▶ _DATASET EXCERPTS_:
══════
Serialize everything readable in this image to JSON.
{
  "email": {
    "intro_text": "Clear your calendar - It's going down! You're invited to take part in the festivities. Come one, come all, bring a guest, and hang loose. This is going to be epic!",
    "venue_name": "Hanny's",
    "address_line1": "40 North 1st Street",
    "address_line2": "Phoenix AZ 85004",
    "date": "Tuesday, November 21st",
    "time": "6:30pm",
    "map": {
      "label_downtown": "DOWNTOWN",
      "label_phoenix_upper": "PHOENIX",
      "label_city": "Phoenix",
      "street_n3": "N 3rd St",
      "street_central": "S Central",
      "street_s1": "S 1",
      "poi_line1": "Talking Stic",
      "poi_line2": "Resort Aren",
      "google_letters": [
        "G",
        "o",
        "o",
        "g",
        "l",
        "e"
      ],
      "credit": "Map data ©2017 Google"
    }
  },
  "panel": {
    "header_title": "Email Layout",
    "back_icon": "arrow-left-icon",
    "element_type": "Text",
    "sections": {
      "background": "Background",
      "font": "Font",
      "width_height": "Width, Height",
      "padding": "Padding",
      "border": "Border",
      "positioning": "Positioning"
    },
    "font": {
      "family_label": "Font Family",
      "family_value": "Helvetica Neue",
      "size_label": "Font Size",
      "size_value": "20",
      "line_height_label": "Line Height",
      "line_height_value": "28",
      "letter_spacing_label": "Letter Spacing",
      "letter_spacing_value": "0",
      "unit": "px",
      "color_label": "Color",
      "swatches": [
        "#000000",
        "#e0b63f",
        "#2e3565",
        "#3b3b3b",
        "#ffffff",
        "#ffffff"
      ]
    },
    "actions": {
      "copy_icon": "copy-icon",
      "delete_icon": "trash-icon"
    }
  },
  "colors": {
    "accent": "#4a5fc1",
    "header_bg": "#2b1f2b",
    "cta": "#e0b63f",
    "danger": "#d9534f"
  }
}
══════
▶ _WHAT IS ASKED_:
Write the entire listing out again, word for word.

▶ _RESULT OF THE EXERCISE_:
Serialize everything readable in this image to JSON.
{
  "email": {
    "intro_text": "Clear your calendar - It's going down! You're invited to take part in the festivities. Come one, come all, bring a guest, and hang loose. This is going to be epic!",
    "venue_name": "Hanny's",
    "address_line1": "40 North 1st Street",
    "address_line2": "Phoenix AZ 85004",
    "date": "Tuesday, November 21st",
    "time": "6:30pm",
    "map": {
      "label_downtown": "DOWNTOWN",
      "label_phoenix_upper": "PHOENIX",
      "label_city": "Phoenix",
      "street_n3": "N 3rd St",
      "street_central": "S Central",
      "street_s1": "S 1",
      "poi_line1": "Talking Stic",
      "poi_line2": "Resort Aren",
      "google_letters": [
        "G",
        "o",
        "o",
        "g",
        "l",
        "e"
      ],
      "credit": "Map data ©2017 Google"
    }
  },
  "panel": {
    "header_title": "Email Layout",
    "back_icon": "arrow-left-icon",
    "element_type": "Text",
    "sections": {
      "background": "Background",
      "font": "Font",
      "width_height": "Width, Height",
      "padding": "Padding",
      "border": "Border",
      "positioning": "Positioning"
    },
    "font": {
      "family_label": "Font Family",
      "family_value": "Helvetica Neue",
      "size_label": "Font Size",
      "size_value": "20",
      "line_height_label": "Line Height",
      "line_height_value": "28",
      "letter_spacing_label": "Letter Spacing",
      "letter_spacing_value": "0",
      "unit": "px",
      "color_label": "Color",
      "swatches": [
        "#000000",
        "#e0b63f",
        "#2e3565",
        "#3b3b3b",
        "#ffffff",
        "#ffffff"
      ]
    },
    "actions": {
      "copy_icon": "copy-icon",
      "delete_icon": "trash-icon"
    }
  },
  "colors": {
    "accent": "#4a5fc1",
    "header_bg": "#2b1f2b",
    "cta": "#e0b63f",
    "danger": "#d9534f"
  }
}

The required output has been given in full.